**Stored data entries:**
__________________________________________________
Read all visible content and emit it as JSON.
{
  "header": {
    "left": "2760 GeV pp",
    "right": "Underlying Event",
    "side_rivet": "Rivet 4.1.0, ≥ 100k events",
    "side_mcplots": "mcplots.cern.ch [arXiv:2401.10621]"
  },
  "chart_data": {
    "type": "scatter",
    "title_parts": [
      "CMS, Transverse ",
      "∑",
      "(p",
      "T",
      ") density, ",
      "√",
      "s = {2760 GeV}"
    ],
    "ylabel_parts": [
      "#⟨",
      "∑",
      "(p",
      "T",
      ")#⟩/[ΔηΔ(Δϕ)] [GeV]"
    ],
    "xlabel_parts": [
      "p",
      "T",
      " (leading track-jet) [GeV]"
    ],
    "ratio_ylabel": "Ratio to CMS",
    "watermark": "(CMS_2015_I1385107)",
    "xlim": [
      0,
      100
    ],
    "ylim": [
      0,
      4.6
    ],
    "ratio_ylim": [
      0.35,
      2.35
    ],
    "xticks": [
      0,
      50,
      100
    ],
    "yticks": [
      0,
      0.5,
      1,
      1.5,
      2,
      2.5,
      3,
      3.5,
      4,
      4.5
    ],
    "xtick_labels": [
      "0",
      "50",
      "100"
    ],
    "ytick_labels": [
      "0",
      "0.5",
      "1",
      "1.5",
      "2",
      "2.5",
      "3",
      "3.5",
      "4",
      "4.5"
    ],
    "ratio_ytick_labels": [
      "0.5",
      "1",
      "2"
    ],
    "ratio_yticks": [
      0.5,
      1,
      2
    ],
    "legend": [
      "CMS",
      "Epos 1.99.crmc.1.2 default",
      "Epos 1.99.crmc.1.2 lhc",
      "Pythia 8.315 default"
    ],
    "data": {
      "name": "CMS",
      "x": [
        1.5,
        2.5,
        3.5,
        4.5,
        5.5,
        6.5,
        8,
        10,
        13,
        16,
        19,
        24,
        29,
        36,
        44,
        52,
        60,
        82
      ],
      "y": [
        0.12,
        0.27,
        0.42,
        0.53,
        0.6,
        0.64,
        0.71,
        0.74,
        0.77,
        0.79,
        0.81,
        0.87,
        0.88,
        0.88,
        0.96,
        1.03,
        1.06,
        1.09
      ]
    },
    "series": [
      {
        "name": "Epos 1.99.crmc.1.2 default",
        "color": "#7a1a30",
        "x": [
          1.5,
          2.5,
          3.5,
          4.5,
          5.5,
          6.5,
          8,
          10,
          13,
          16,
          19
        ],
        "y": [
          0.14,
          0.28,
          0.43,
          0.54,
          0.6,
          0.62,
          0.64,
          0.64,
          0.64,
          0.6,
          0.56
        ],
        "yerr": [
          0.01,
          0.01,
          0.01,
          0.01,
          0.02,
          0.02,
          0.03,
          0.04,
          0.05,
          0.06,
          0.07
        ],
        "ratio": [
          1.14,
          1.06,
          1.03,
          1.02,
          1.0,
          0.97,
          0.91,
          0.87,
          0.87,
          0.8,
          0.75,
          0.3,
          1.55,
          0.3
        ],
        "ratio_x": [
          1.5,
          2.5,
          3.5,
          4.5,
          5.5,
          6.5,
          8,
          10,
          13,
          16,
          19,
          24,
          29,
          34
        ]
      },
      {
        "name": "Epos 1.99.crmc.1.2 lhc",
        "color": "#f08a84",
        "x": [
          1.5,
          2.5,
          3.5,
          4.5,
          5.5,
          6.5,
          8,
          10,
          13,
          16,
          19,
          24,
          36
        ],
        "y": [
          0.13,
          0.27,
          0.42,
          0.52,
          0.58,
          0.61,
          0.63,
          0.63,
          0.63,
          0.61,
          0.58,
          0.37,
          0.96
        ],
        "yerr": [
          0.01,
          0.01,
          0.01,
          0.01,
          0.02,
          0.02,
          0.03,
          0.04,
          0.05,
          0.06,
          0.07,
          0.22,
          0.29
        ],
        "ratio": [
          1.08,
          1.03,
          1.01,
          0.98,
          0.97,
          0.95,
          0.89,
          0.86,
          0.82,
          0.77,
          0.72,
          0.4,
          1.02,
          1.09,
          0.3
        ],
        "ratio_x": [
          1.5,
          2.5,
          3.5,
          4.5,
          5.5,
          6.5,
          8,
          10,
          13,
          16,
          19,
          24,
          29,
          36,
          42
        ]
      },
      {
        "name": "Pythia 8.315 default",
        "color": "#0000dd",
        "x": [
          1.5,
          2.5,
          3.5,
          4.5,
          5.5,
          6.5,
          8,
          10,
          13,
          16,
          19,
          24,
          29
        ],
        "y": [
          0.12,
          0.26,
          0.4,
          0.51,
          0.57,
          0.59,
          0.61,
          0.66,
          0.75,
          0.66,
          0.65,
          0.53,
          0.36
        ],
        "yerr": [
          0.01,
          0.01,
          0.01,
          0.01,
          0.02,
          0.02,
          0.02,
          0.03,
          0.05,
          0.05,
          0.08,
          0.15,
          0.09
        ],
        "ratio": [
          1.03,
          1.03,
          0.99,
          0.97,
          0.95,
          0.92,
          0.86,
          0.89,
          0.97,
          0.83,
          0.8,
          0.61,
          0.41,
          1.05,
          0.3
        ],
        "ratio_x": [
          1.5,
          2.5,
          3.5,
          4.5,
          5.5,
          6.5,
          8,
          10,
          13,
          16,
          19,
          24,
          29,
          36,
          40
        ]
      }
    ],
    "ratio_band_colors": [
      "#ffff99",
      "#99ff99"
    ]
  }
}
__________________________________________________
**The task:** Extract all of the data above and output it character for character.

**Problem solution:**
Read all visible content and emit it as JSON.
{
  "header": {
    "left": "2760 GeV pp",
    "right": "Underlying Event",
    "side_rivet": "Rivet 4.1.0, ≥ 100k events",
    "side_mcplots": "mcplots.cern.ch [arXiv:2401.10621]"
  },
  "chart_data": {
    "type": "scatter",
    "title_parts": [
      "CMS, Transverse ",
      "∑",
      "(p",
      "T",
      ") density, ",
      "√",
      "s = {2760 GeV}"
    ],
    "ylabel_parts": [
      "#⟨",
      "∑",
      "(p",
      "T",
      ")#⟩/[ΔηΔ(Δϕ)] [GeV]"
    ],
    "xlabel_parts": [
      "p",
      "T",
      " (leading track-jet) [GeV]"
    ],
    "ratio_ylabel": "Ratio to CMS",
    "watermark": "(CMS_2015_I1385107)",
    "xlim": [
      0,
      100
    ],
    "ylim": [
      0,
      4.6
    ],
    "ratio_ylim": [
      0.35,
      2.35
    ],
    "xticks": [
      0,
      50,
      100
    ],
    "yticks": [
      0,
      0.5,
      1,
      1.5,
      2,
      2.5,
      3,
      3.5,
      4,
      4.5
    ],
    "xtick_labels": [
      "0",
      "50",
      "100"
    ],
    "ytick_labels": [
      "0",
      "0.5",
      "1",
      "1.5",
      "2",
      "2.5",
      "3",
      "3.5",
      "4",
      "4.5"
    ],
    "ratio_ytick_labels": [
      "0.5",
      "1",
      "2"
    ],
    "ratio_yticks": [
      0.5,
      1,
      2
    ],
    "legend": [
      "CMS",
      "Epos 1.99.crmc.1.2 default",
      "Epos 1.99.crmc.1.2 lhc",
      "Pythia 8.315 default"
    ],
    "data": {
      "name": "CMS",
      "x": [
        1.5,
        2.5,
        3.5,
        4.5,
        5.5,
        6.5,
        8,
        10,
        13,
        16,
        19,
        24,
        29,
        36,
        44,
        52,
        60,
        82
      ],
      "y": [
        0.12,
        0.27,
        0.42,
        0.53,
        0.6,
        0.64,
        0.71,
        0.74,
        0.77,
        0.79,
        0.81,
        0.87,
        0.88,
        0.88,
        0.96,
        1.03,
        1.06,
        1.09
      ]
    },
    "series": [
      {
        "name": "Epos 1.99.crmc.1.2 default",
        "color": "#7a1a30",
        "x": [
          1.5,
          2.5,
          3.5,
          4.5,
          5.5,
          6.5,
          8,
          10,
          13,
          16,
          19
        ],
        "y": [
          0.14,
          0.28,
          0.43,
          0.54,
          0.6,
          0.62,
          0.64,
          0.64,
          0.64,
          0.6,
          0.56
        ],
        "yerr": [
          0.01,
          0.01,
          0.01,
          0.01,
          0.02,
          0.02,
          0.03,
          0.04,
          0.05,
          0.06,
          0.07
        ],
        "ratio": [
          1.14,
          1.06,
          1.03,
          1.02,
          1.0,
          0.97,
          0.91,
          0.87,
          0.87,
          0.8,
          0.75,
          0.3,
          1.55,
          0.3
        ],
        "ratio_x": [
          1.5,
          2.5,
          3.5,
          4.5,
          5.5,
          6.5,
          8,
          10,
          13,
          16,
          19,
          24,
          29,
          34
        ]
      },
      {
        "name": "Epos 1.99.crmc.1.2 lhc",
        "color": "#f08a84",
        "x": [
          1.5,
          2.5,
          3.5,
          4.5,
          5.5,
          6.5,
          8,
          10,
          13,
          16,
          19,
          24,
          36
        ],
        "y": [
          0.13,
          0.27,
          0.42,
          0.52,
          0.58,
          0.61,
          0.63,
          0.63,
          0.63,
          0.61,
          0.58,
          0.37,
          0.96
        ],
        "yerr": [
          0.01,
          0.01,
          0.01,
          0.01,
          0.02,
          0.02,
          0.03,
          0.04,
          0.05,
          0.06,
          0.07,
          0.22,
          0.29
        ],
        "ratio": [
          1.08,
          1.03,
          1.01,
          0.98,
          0.97,
          0.95,
          0.89,
          0.86,
          0.82,
          0.77,
          0.72,
          0.4,
          1.02,
          1.09,
          0.3
        ],
        "ratio_x": [
          1.5,
          2.5,
          3.5,
          4.5,
          5.5,
          6.5,
          8,
          10,
          13,
          16,
          19,
          24,
          29,
          36,
          42
        ]
      },
      {
        "name": "Pythia 8.315 default",
        "color": "#0000dd",
        "x": [
          1.5,
          2.5,
          3.5,
          4.5,
          5.5,
          6.5,
          8,
          10,
          13,
          16,
          19,
          24,
          29
        ],
        "y": [
          0.12,
          0.26,
          0.4,
          0.51,
          0.57,
          0.59,
          0.61,
          0.66,
          0.75,
          0.66,
          0.65,
          0.53,
          0.36
        ],
        "yerr": [
          0.01,
          0.01,
          0.01,
          0.01,
          0.02,
          0.02,
          0.02,
          0.03,
          0.05,
          0.05,
          0.08,
          0.15,
          0.09
        ],
        "ratio": [
          1.03,
          1.03,
          0.99,
          0.97,
          0.95,
          0.92,
          0.86,
          0.89,
          0.97,
          0.83,
          0.8,
          0.61,
          0.41,
          1.05,
          0.3
        ],
        "ratio_x": [
          1.5,
          2.5,
          3.5,
          4.5,
          5.5,
          6.5,
          8,
          10,
          13,
          16,
          19,
          24,
          29,
          36,
          40
        ]
      }
    ],
    "ratio_band_colors": [
      "#ffff99",
      "#99ff99"
    ]
  }
}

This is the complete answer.